**Task directions**
Extend the news article about brain implants that restore speech, continuing from its final sentence about Pat Bennett.

**Text segment**
PARIS: Advancements in brain implant technology are offering renewed hope for individuals who have lost the ability to speak due to illnesses or accidents, with promising results emerging from two separate studies.
Researchers are making significant strides in addressing communication disorders through the use of brain implants, providing potential solutions for patients who have experienced a loss of speech function.
Pat Bennett, a former dynamic human resources senior executive, was diagnosed over a decade ago with amyotrophic lateral sclerosis (ALS), commonly known as Lou Gehrig’s disease. This neurodegenerative disorder disrupts nerve function, leading to paralysis as the condition progresses. As the disease gradually took away her ability to speak, Pat became a symbol of the challenges faced by those who lose the power of speech due to neurological issues.

Data entries
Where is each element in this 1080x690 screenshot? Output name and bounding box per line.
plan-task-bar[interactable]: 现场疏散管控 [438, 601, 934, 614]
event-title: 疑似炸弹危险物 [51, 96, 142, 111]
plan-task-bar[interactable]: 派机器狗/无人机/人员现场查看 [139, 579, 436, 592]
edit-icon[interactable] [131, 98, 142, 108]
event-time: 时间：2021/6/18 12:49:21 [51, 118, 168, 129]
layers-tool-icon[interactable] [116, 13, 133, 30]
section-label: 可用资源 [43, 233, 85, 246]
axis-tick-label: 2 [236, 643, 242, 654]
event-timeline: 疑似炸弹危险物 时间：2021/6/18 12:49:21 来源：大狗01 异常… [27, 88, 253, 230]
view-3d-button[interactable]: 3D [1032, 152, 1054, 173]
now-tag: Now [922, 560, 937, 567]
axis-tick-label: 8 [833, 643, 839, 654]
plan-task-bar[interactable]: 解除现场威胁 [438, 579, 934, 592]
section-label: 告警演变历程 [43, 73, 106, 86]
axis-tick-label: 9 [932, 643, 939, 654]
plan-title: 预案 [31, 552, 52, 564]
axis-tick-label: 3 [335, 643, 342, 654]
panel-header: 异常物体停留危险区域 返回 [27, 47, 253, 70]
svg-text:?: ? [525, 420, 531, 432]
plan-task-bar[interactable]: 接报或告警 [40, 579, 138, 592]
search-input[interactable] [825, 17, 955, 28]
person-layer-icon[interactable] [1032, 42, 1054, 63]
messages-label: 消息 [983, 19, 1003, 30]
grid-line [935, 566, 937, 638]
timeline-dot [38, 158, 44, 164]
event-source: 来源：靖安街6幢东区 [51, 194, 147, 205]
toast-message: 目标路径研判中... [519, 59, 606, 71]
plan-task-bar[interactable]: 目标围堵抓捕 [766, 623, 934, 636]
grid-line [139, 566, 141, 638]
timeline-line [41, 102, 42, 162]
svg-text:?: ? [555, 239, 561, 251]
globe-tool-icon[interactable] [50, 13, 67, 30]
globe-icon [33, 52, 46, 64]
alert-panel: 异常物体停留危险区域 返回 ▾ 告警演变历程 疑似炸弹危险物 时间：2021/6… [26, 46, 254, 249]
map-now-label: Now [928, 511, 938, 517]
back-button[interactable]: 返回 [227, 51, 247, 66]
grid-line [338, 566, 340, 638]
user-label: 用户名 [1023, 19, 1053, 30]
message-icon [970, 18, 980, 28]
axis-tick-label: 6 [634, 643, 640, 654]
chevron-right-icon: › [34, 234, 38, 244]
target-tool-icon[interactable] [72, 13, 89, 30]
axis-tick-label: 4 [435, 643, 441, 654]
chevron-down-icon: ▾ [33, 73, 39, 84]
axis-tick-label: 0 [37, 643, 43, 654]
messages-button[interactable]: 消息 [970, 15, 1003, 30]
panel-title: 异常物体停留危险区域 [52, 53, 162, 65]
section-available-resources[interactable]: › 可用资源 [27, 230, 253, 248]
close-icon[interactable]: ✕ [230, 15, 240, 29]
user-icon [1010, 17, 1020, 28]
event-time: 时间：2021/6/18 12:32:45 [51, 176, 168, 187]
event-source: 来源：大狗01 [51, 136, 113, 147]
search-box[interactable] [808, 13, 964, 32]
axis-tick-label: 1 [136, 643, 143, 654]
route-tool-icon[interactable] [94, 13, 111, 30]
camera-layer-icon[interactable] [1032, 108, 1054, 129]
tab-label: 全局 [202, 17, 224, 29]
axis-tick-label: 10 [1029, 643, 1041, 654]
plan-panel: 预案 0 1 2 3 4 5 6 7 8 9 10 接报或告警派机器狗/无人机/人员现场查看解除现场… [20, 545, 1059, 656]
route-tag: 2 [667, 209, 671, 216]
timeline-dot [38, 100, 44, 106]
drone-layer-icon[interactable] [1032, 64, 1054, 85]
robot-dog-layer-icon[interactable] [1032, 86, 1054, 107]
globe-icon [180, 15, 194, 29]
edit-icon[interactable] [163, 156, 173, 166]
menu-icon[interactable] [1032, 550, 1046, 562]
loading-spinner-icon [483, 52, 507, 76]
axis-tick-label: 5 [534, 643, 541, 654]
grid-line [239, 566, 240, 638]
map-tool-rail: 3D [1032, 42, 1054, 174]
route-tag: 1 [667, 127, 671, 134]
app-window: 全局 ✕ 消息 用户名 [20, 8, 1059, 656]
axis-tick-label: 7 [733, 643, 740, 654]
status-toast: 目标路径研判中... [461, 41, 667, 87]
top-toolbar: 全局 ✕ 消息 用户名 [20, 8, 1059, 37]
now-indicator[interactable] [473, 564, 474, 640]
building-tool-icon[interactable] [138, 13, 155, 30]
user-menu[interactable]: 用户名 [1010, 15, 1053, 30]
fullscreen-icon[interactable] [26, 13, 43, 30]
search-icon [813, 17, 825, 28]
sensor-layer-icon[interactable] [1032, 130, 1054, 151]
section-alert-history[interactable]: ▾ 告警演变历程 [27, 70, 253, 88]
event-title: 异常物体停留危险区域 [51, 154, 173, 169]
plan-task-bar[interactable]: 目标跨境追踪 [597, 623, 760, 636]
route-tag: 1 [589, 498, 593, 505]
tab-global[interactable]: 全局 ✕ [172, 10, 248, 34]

**Exercise response**
Breakthrough in Brain Implants
In a breakthrough study reported in the journal Nature, researchers from Stanford University’s department of neuroscience implanted four small squares, each containing 64 micro-electrodes made of silicone, into Pat’s brain in March of the previous year. These micro-electrodes, located just 1.5 millimeters deep into the cerebral cortex, record electrical signals generated by brain areas associated with language production. These signals are then transmitted outside the skull through cables and processed by an algorithm.
Over a period of four months, the system learned to interpret the signals by associating them with phonemes, the distinct sound units that differentiate words. The signals were processed using a language model, allowing Pat to use a brain-computer interface (BCI) machine to communicate through a screen at a rate exceeding 60 words per minute. Although this rate falls short of a standard conversation, it marks significant progress from previous attempts. Moreover, the error rate for a 50-word vocabulary has dropped to below 10 percent.
A second study, led by Edward Chang and his team at the University of California San Francisco, employed a device with 253 electrodes placed on cortical material. This approach achieved a median rate of 78 words per minute, representing a substantial improvement for the patient, who was able to communicate only at 14 words per minute through head movement interpretation.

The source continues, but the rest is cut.